*EXERCISE:*
Copy out the data below as written; omit any images.

□ □ □ □ □

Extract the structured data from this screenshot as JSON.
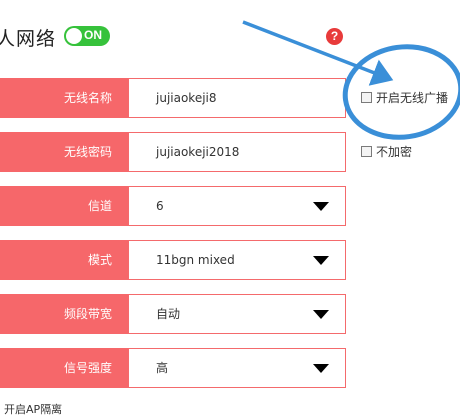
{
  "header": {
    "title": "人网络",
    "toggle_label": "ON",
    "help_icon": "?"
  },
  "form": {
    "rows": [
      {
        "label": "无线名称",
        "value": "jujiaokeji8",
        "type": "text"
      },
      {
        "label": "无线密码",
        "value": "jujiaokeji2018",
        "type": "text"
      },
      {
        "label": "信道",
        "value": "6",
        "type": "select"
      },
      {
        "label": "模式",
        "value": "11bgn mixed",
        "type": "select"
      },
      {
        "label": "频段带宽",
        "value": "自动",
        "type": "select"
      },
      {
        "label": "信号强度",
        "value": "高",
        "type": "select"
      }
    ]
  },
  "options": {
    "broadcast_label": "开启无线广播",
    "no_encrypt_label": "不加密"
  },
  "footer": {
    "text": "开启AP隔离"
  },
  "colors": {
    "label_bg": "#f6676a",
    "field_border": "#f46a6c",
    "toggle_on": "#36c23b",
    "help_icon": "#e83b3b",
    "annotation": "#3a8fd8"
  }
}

□ □ □ □ □

*WRITTEN REPLY:*
Extract the structured data from this screenshot as JSON.
{
  "header": {
    "title": "人网络",
    "toggle_label": "ON",
    "help_icon": "?"
  },
  "form": {
    "rows": [
      {
        "label": "无线名称",
        "value": "jujiaokeji8",
        "type": "text"
      },
      {
        "label": "无线密码",
        "value": "jujiaokeji2018",
        "type": "text"
      },
      {
        "label": "信道",
        "value": "6",
        "type": "select"
      },
      {
        "label": "模式",
        "value": "11bgn mixed",
        "type": "select"
      },
      {
        "label": "频段带宽",
        "value": "自动",
        "type": "select"
      },
      {
        "label": "信号强度",
        "value": "高",
        "type": "select"
      }
    ]
  },
  "options": {
    "broadcast_label": "开启无线广播",
    "no_encrypt_label": "不加密"
  },
  "footer": {
    "text": "开启AP隔离"
  },
  "colors": {
    "label_bg": "#f6676a",
    "field_border": "#f46a6c",
    "toggle_on": "#36c23b",
    "help_icon": "#e83b3b",
    "annotation": "#3a8fd8"
  }
}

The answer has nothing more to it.